- [RAW RECORDS]:
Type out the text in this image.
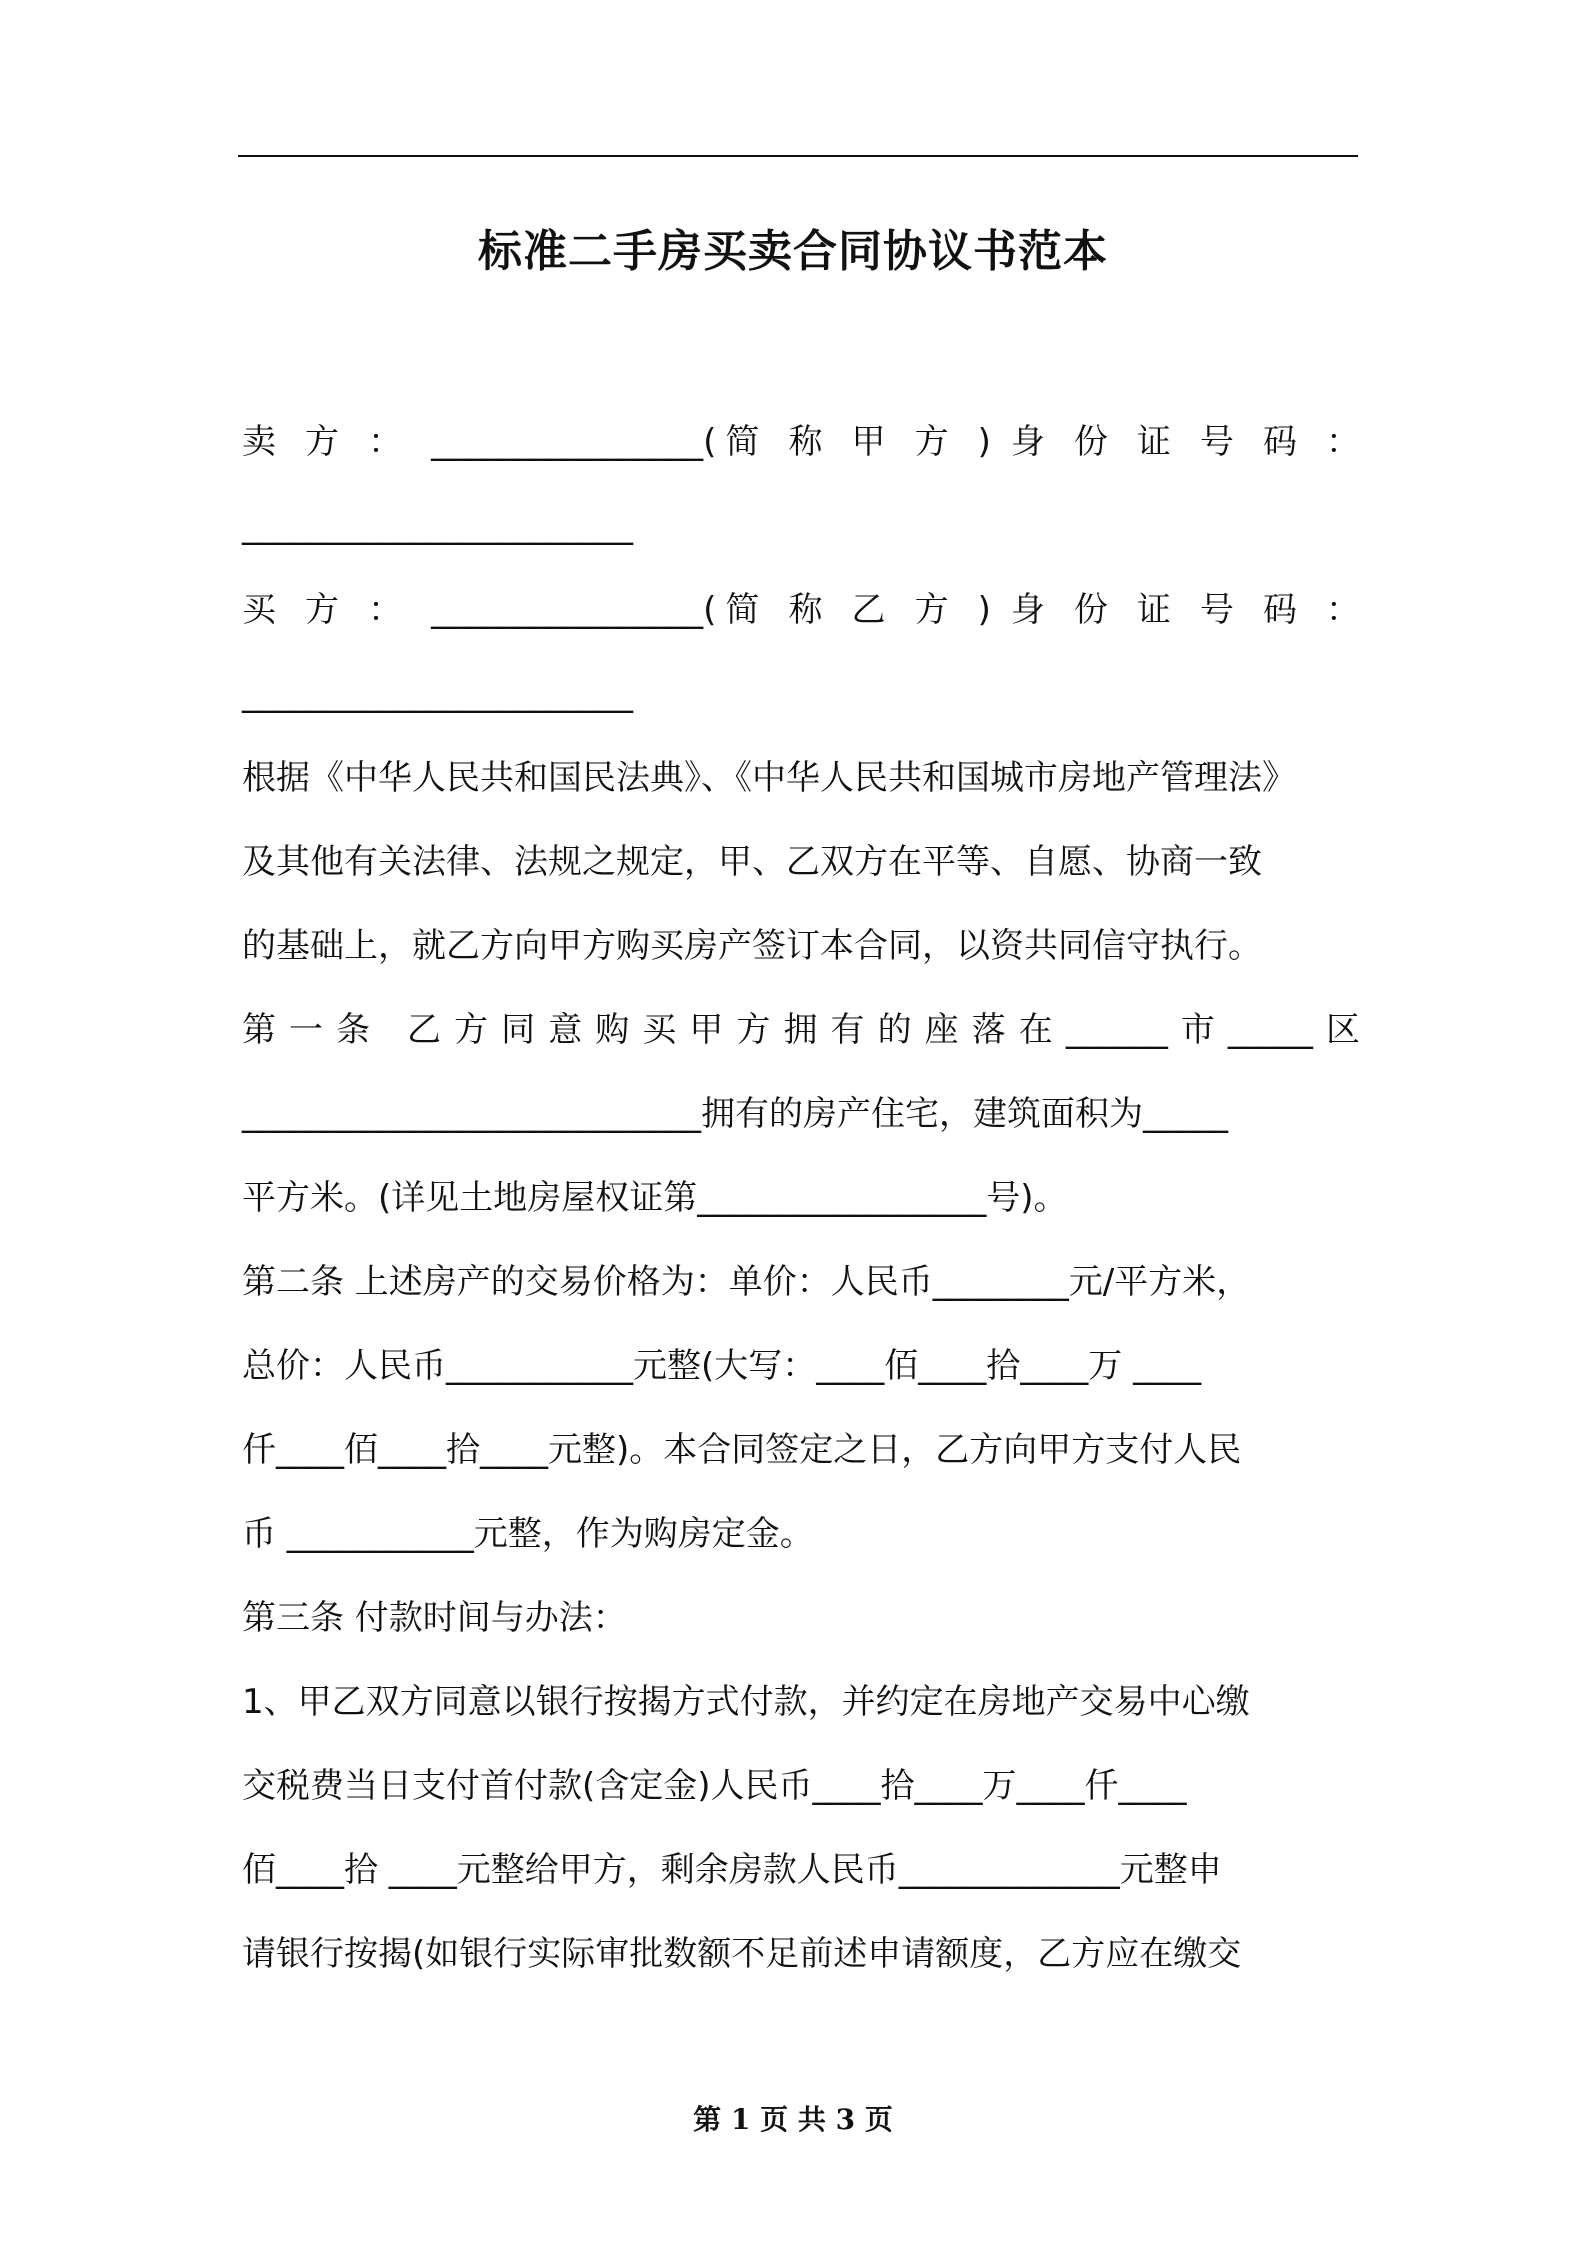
标准二手房买卖合同协议书范本
卖 方 ： ________________(简 称 甲 方 ) 身 份 证 号 码 ：
_______________________
买 方 ： ________________(简 称 乙 方 ) 身 份 证 号 码 ：
_______________________
根据《中华人民共和国民法典》、《中华人民共和国城市房地产管理法》
及其他有关法律、法规之规定，甲、乙双方在平等、自愿、协商一致
的基础上，就乙方向甲方购买房产签订本合同，以资共同信守执行。
第一条 乙方同意购买甲方拥有的座落在______市_____区
___________________________拥有的房产住宅，建筑面积为_____
平方米。(详见土地房屋权证第_________________号)。
第二条 上述房产的交易价格为：单价：人民币________元/平方米，
总价：人民币___________元整(大写：____佰____拾____万 ____
仟____佰____拾____元整)。本合同签定之日，乙方向甲方支付人民
币 ___________元整，作为购房定金。
第三条 付款时间与办法：
1、甲乙双方同意以银行按揭方式付款，并约定在房地产交易中心缴
交税费当日支付首付款(含定金)人民币____拾____万____仟____
佰____拾 ____元整给甲方，剩余房款人民币_____________元整申
请银行按揭(如银行实际审批数额不足前述申请额度，乙方应在缴交
第 1 页 共 3 页
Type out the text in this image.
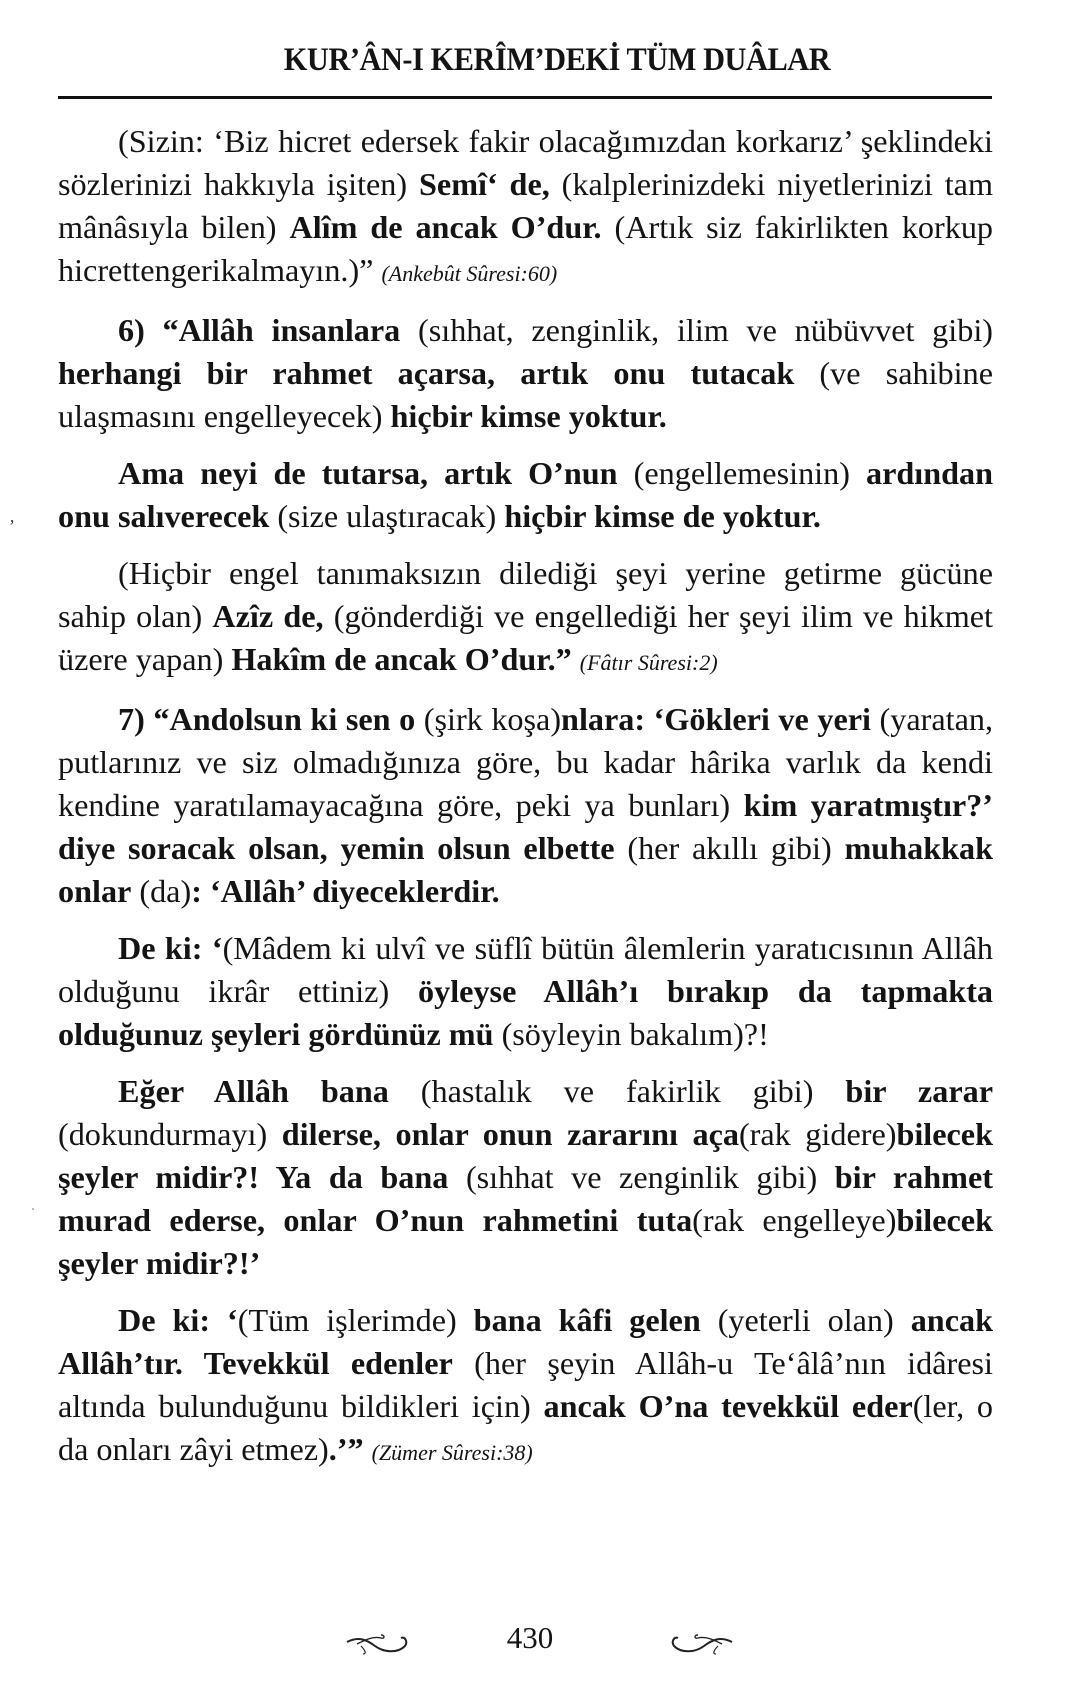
KUR’ÂN-I KERÎM’DEKİ TÜM DUÂLAR
’

(Sizin: ‘Biz hicret edersek fakir olacağımızdan korkarız’ şeklindeki sözlerinizi hakkıyla işiten) Semî‘ de, (kalplerinizdeki niyetlerinizi tam mânâsıyla bilen) Alîm de ancak O’dur. (Artık siz fakirlikten korkup hicrettengerikalmayın.)” (Ankebût Sûresi:60)

6) “Allâh insanlara (sıhhat, zenginlik, ilim ve nübüvvet gibi) herhangi bir rahmet açarsa, artık onu tutacak (ve sahibine ulaşmasını engelleyecek) hiçbir kimse yoktur.

Ama neyi de tutarsa, artık O’nun (engellemesinin) ardından onu salıverecek (size ulaştıracak) hiçbir kimse de yoktur.

(Hiçbir engel tanımaksızın dilediği şeyi yerine getirme gücüne sahip olan) Azîz de, (gönderdiği ve engellediği her şeyi ilim ve hikmet üzere yapan) Hakîm de ancak O’dur.” (Fâtır Sûresi:2)

7) “Andolsun ki sen o (şirk koşa)nlara: ‘Gökleri ve yeri (yaratan, putlarınız ve siz olmadığınıza göre, bu kadar hârika varlık da kendi kendine yaratılamayacağına göre, peki ya bunları) kim yaratmıştır?’ diye soracak olsan, yemin olsun elbette (her akıllı gibi) muhakkak onlar (da): ‘Allâh’ diyeceklerdir.

De ki: ‘(Mâdem ki ulvî ve süflî bütün âlemlerin yaratıcısının Allâh olduğunu ikrâr ettiniz) öyleyse Allâh’ı bırakıp da tapmakta olduğunuz şeyleri gördünüz mü (söyleyin bakalım)?!

Eğer Allâh bana (hastalık ve fakirlik gibi) bir zarar (dokundurmayı) dilerse, onlar onun zararını aça(rak gidere)bilecek şeyler midir?! Ya da bana (sıhhat ve zenginlik gibi) bir rahmet murad ederse, onlar O’nun rahmetini tuta(rak engelleye)bilecek şeyler midir?!’

De ki: ‘(Tüm işlerimde) bana kâfi gelen (yeterli olan) ancak Allâh’tır. Tevekkül edenler (her şeyin Allâh-u Te‘âlâ’nın idâresi altında bulunduğunu bildikleri için) ancak O’na tevekkül eder(ler, o da onları zâyi etmez).’” (Zümer Sûresi:38)

430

- [TASK INSTRUCTIONS]:
Print the entries above exactly, taking out only the pictures.

- [RESULT]:
Type out the text in this image.
标准二手房买卖合同协议书范本
卖 方 ： ________________(简 称 甲 方 ) 身 份 证 号 码 ：
_______________________
买 方 ： ________________(简 称 乙 方 ) 身 份 证 号 码 ：
_______________________
根据《中华人民共和国民法典》、《中华人民共和国城市房地产管理法》
及其他有关法律、法规之规定，甲、乙双方在平等、自愿、协商一致
的基础上，就乙方向甲方购买房产签订本合同，以资共同信守执行。
第一条 乙方同意购买甲方拥有的座落在______市_____区
___________________________拥有的房产住宅，建筑面积为_____
平方米。(详见土地房屋权证第_________________号)。
第二条 上述房产的交易价格为：单价：人民币________元/平方米，
总价：人民币___________元整(大写：____佰____拾____万 ____
仟____佰____拾____元整)。本合同签定之日，乙方向甲方支付人民
币 ___________元整，作为购房定金。
第三条 付款时间与办法：
1、甲乙双方同意以银行按揭方式付款，并约定在房地产交易中心缴
交税费当日支付首付款(含定金)人民币____拾____万____仟____
佰____拾 ____元整给甲方，剩余房款人民币_____________元整申
请银行按揭(如银行实际审批数额不足前述申请额度，乙方应在缴交
第 1 页 共 3 页
Type out the text in this image.
KUR’ÂN-I KERÎM’DEKİ TÜM DUÂLAR
’

(Sizin: ‘Biz hicret edersek fakir olacağımızdan korkarız’ şeklindeki sözlerinizi hakkıyla işiten) Semî‘ de, (kalplerinizdeki niyetlerinizi tam mânâsıyla bilen) Alîm de ancak O’dur. (Artık siz fakirlikten korkup hicrettengerikalmayın.)” (Ankebût Sûresi:60)

6) “Allâh insanlara (sıhhat, zenginlik, ilim ve nübüvvet gibi) herhangi bir rahmet açarsa, artık onu tutacak (ve sahibine ulaşmasını engelleyecek) hiçbir kimse yoktur.

Ama neyi de tutarsa, artık O’nun (engellemesinin) ardından onu salıverecek (size ulaştıracak) hiçbir kimse de yoktur.

(Hiçbir engel tanımaksızın dilediği şeyi yerine getirme gücüne sahip olan) Azîz de, (gönderdiği ve engellediği her şeyi ilim ve hikmet üzere yapan) Hakîm de ancak O’dur.” (Fâtır Sûresi:2)

7) “Andolsun ki sen o (şirk koşa)nlara: ‘Gökleri ve yeri (yaratan, putlarınız ve siz olmadığınıza göre, bu kadar hârika varlık da kendi kendine yaratılamayacağına göre, peki ya bunları) kim yaratmıştır?’ diye soracak olsan, yemin olsun elbette (her akıllı gibi) muhakkak onlar (da): ‘Allâh’ diyeceklerdir.

De ki: ‘(Mâdem ki ulvî ve süflî bütün âlemlerin yaratıcısının Allâh olduğunu ikrâr ettiniz) öyleyse Allâh’ı bırakıp da tapmakta olduğunuz şeyleri gördünüz mü (söyleyin bakalım)?!

Eğer Allâh bana (hastalık ve fakirlik gibi) bir zarar (dokundurmayı) dilerse, onlar onun zararını aça(rak gidere)bilecek şeyler midir?! Ya da bana (sıhhat ve zenginlik gibi) bir rahmet murad ederse, onlar O’nun rahmetini tuta(rak engelleye)bilecek şeyler midir?!’

De ki: ‘(Tüm işlerimde) bana kâfi gelen (yeterli olan) ancak Allâh’tır. Tevekkül edenler (her şeyin Allâh-u Te‘âlâ’nın idâresi altında bulunduğunu bildikleri için) ancak O’na tevekkül eder(ler, o da onları zâyi etmez).’” (Zümer Sûresi:38)

430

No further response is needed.